TASK TO COMPLETE: Reproduce the data exactly and drop any pictures it holds.

DATA TO PROCESS:
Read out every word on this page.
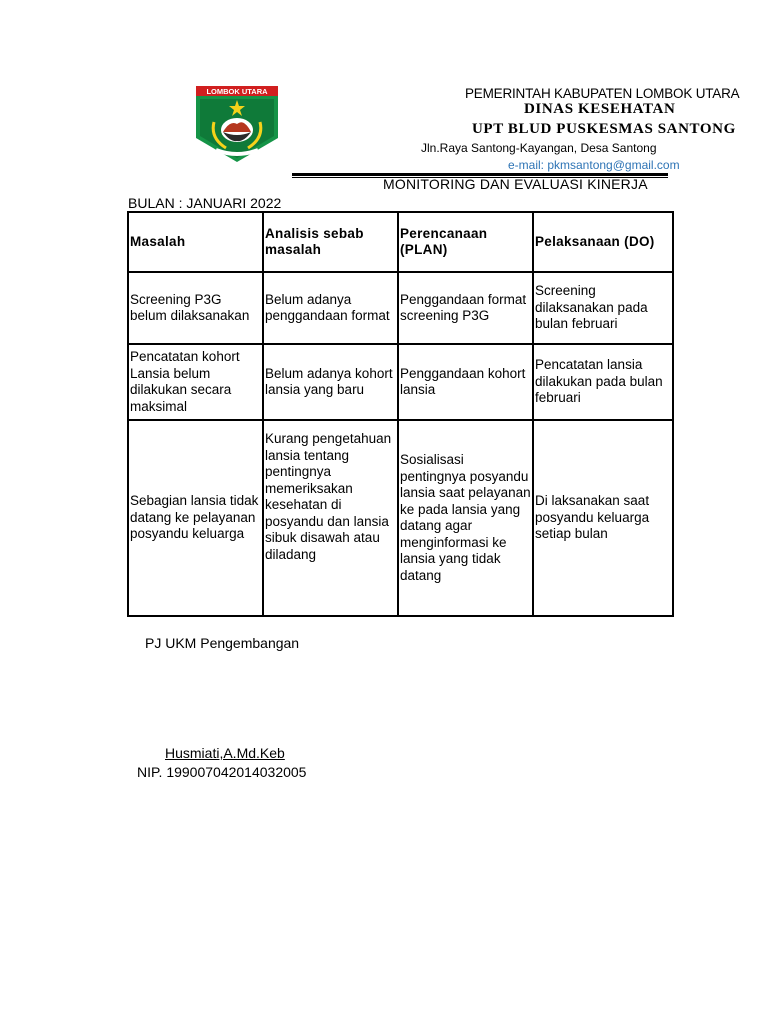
LOMBOK UTARA	PEMERINTAH KABUPATEN LOMBOK UTARA
DINAS KESEHATAN
UPT BLUD PUSKESMAS SANTONG
Jln.Raya Santong-Kayangan, Desa Santong
e-mail: pkmsantong@gmail.com
MONITORING DAN EVALUASI KINERJA
BULAN : JANUARI 2022
Masalah	Analisis sebab masalah	Perencanaan (PLAN)	Pelaksanaan (DO)
Screening P3G belum dilaksanakan	Belum adanya penggandaan format	Penggandaan format screening P3G	Screening dilaksanakan pada bulan februari
Pencatatan kohort Lansia belum dilakukan secara maksimal	Belum adanya kohort lansia yang baru	Penggandaan kohort lansia	Pencatatan lansia dilakukan pada bulan februari
Sebagian lansia tidak datang ke pelayanan posyandu keluarga	Kurang pengetahuan lansia tentang pentingnya memeriksakan kesehatan di posyandu dan lansia sibuk disawah atau diladang	Sosialisasi pentingnya posyandu lansia saat pelayanan ke pada lansia yang datang agar menginformasi ke lansia yang tidak datang	Di laksanakan saat posyandu keluarga setiap bulan
PJ UKM Pengembangan
Husmiati,A.Md.Keb
NIP. 199007042014032005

SOLUTION TO THIS PROBLEM:
Read out every word on this page.
LOMBOK UTARA	PEMERINTAH KABUPATEN LOMBOK UTARA
DINAS KESEHATAN
UPT BLUD PUSKESMAS SANTONG
Jln.Raya Santong-Kayangan, Desa Santong
e-mail: pkmsantong@gmail.com
MONITORING DAN EVALUASI KINERJA
BULAN : JANUARI 2022
Masalah	Analisis sebab masalah	Perencanaan (PLAN)	Pelaksanaan (DO)
Screening P3G belum dilaksanakan	Belum adanya penggandaan format	Penggandaan format screening P3G	Screening dilaksanakan pada bulan februari
Pencatatan kohort Lansia belum dilakukan secara maksimal	Belum adanya kohort lansia yang baru	Penggandaan kohort lansia	Pencatatan lansia dilakukan pada bulan februari
Sebagian lansia tidak datang ke pelayanan posyandu keluarga	Kurang pengetahuan lansia tentang pentingnya memeriksakan kesehatan di posyandu dan lansia sibuk disawah atau diladang	Sosialisasi pentingnya posyandu lansia saat pelayanan ke pada lansia yang datang agar menginformasi ke lansia yang tidak datang	Di laksanakan saat posyandu keluarga setiap bulan
PJ UKM Pengembangan
Husmiati,A.Md.Keb
NIP. 199007042014032005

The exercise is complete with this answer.